Text block:
..............................
I found myself turning my lamp up toward the – scraped clean – ceiling. If we tried to burrow up to the surface, where would we find ourselves… surprising a cow, tangled in tree roots, bubbling up in a village pond or bumping our heads on the tarmac of a supermarket car park? At least we weren’t under the full weight of the North Sea which sits above much of the other major rock salt mine in the UK.

“Their geological events are up and down. We’re bound in by the Winsford Fault on the West and the King St fault on the East but our geological events are very mild. The Roman road runs alongside the King St fault so precisely it beggars the question: did they know the fault was there?”

“Of course, the Romans knew all about the naturally occurring wild brine layers. The layers may only be few centimetres thick but they cover a huge area. When they are at saturation point, they are buoyant like the Dead Sea. If you remove that layer or alter the table, you get problems. But wild brine pumping is illegal now.”

“There is no subsidence associated with this mine. Flashes are from white salt extraction; brine extraction.”

We stopped by FAB, the Fresh Air Base.

“Air is very lazy. We want it to travel round the mine for 10 ½ hours.”

Air cannot be left to its own devices, it seems. Instead, it is like an unruly flock of sheep that has to be shepherded round the mine. Curtains are shut like gates and the air is driven through salt tunnels for 4-5 miles.

“In Summer, it is very moist but running it through salt tunnels dries and cools it – a free dehumidifier.”

Double boomhead drills, circular chainsaws, tungsten tips, steel picks…

“Aluminium doesn’t last a minute with the salt...”

We got out of the truck and followed the green laser beam guiding us down a tunnel wide as a main road. The beam reminded me of the line of string that someone might set to plant a row of beans, but I wondered what kind of giant was shaking the ground ahead and blasting us with noise as we moved forward. A beast that had no need of the huge waist-high tube that ran alongside us taking clean air into its lair…

We began to avoid shouting conversation at each other to avoid gulping clouds of salty dust. The monster lay like a long insect beating multiple front legs against a wall.

“We go for a 4 metre cut…”

Rock salt collapsed repeatedly onto revolving plates which channelled the debris through the beast’s body and onto the conveyor belt. Two masked men ambled alongside, one playing a small machine like a Game Boy. Yet I had the feeling that the monster had to be placated as it raged against the rock; that the console only provided a slim tether.

Watching the roof being scraped clean reminded me that miners see rock as the unpredictable beast, however. But as soon as the rock is tamed, it is also herded through the tunnels.
..............................
Data section:
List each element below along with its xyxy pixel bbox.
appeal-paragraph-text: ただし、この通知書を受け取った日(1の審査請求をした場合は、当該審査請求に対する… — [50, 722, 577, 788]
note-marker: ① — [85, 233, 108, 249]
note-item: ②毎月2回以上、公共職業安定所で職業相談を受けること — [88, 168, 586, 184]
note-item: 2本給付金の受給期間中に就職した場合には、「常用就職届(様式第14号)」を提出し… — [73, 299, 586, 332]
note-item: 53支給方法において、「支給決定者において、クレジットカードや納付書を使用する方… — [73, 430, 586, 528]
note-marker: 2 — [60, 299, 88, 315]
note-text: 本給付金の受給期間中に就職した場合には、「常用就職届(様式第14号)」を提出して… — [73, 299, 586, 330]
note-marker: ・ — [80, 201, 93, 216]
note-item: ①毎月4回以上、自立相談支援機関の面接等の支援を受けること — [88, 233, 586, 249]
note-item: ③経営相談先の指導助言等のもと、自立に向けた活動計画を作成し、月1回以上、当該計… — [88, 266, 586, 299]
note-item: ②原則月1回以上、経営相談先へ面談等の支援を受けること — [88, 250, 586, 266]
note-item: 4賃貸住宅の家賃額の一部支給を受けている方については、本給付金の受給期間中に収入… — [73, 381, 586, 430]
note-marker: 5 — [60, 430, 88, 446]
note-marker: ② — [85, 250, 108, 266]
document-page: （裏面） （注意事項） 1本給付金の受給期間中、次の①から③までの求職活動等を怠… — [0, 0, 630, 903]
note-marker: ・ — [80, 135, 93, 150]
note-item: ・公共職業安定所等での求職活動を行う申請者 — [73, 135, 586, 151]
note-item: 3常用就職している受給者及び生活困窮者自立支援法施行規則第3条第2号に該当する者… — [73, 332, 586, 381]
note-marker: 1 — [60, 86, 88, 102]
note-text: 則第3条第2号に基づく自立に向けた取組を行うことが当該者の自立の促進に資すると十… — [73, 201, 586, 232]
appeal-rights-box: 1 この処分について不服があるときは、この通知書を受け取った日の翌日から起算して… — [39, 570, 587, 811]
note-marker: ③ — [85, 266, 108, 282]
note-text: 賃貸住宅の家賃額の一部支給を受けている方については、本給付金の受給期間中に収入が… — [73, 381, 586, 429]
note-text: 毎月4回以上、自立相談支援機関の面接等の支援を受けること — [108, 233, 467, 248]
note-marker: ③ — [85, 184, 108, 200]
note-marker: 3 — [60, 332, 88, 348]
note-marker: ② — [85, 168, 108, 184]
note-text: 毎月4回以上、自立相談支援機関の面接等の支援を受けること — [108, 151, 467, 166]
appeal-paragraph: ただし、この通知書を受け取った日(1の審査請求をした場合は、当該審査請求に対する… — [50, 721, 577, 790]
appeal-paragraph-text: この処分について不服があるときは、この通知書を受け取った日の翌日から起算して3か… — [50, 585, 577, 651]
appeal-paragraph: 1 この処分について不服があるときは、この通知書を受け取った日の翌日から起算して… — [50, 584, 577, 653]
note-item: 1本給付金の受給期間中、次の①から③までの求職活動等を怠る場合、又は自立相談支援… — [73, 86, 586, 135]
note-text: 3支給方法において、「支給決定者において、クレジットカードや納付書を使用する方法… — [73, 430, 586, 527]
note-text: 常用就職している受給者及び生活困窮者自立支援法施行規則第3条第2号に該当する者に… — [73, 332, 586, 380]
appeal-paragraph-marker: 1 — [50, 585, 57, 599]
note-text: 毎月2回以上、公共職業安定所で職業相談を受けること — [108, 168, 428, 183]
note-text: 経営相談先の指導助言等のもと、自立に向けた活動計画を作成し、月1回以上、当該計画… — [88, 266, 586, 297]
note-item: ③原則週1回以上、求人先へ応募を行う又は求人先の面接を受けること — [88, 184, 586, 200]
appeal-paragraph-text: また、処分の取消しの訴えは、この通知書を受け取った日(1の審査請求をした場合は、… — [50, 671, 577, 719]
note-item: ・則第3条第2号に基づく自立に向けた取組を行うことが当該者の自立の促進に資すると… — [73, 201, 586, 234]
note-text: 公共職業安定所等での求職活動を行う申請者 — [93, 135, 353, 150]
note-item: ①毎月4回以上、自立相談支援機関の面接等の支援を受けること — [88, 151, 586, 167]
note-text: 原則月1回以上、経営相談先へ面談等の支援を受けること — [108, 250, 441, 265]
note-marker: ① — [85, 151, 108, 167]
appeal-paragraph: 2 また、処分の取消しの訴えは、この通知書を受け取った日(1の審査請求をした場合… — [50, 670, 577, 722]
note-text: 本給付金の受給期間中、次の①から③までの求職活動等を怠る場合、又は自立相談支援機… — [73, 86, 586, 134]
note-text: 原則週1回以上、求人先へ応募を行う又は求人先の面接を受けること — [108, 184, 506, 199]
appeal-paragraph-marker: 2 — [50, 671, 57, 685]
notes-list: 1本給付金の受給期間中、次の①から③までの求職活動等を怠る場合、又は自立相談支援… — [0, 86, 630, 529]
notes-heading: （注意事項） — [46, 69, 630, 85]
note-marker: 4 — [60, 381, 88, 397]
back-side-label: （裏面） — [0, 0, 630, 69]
..............................
Using the information:
1. From the salt mine passage, please copy the stretch from "We began to" through "a slim tether." word for word.
2. List every item named in the salt mine passage's line that begins "Double boomhead drills".
3. Mark each statement yes or no based on the salt mine passage, and quote the words that decide it: (a) Wild brine pumping is still permitted. (b) The air is driven through salt tunnels for 4-5 miles. (c) The mine is associated with subsidence.

Outputs by task:
1.
We began to avoid shouting conversation at each other to avoid gulping clouds of salty dust. The monster lay like a long insect beating multiple front legs against a wall.

“We go for a 4 metre cut…”

Rock salt collapsed repeatedly onto revolving plates which channelled the debris through the beast’s body and onto the conveyor belt. Two masked men ambled alongside, one playing a small machine like a Game Boy. Yet I had the feeling that the monster had to be placated as it raged against the rock; that the console only provided a slim tether.

2.
Double boomhead drills
Circular chainsaws
Tungsten tips
Steel picks

3.
(a) No: "But wild brine pumping is illegal now."
(b) Yes: "the air is driven through salt tunnels for 4-5 miles."
(c) No: "There is no subsidence associated with this mine."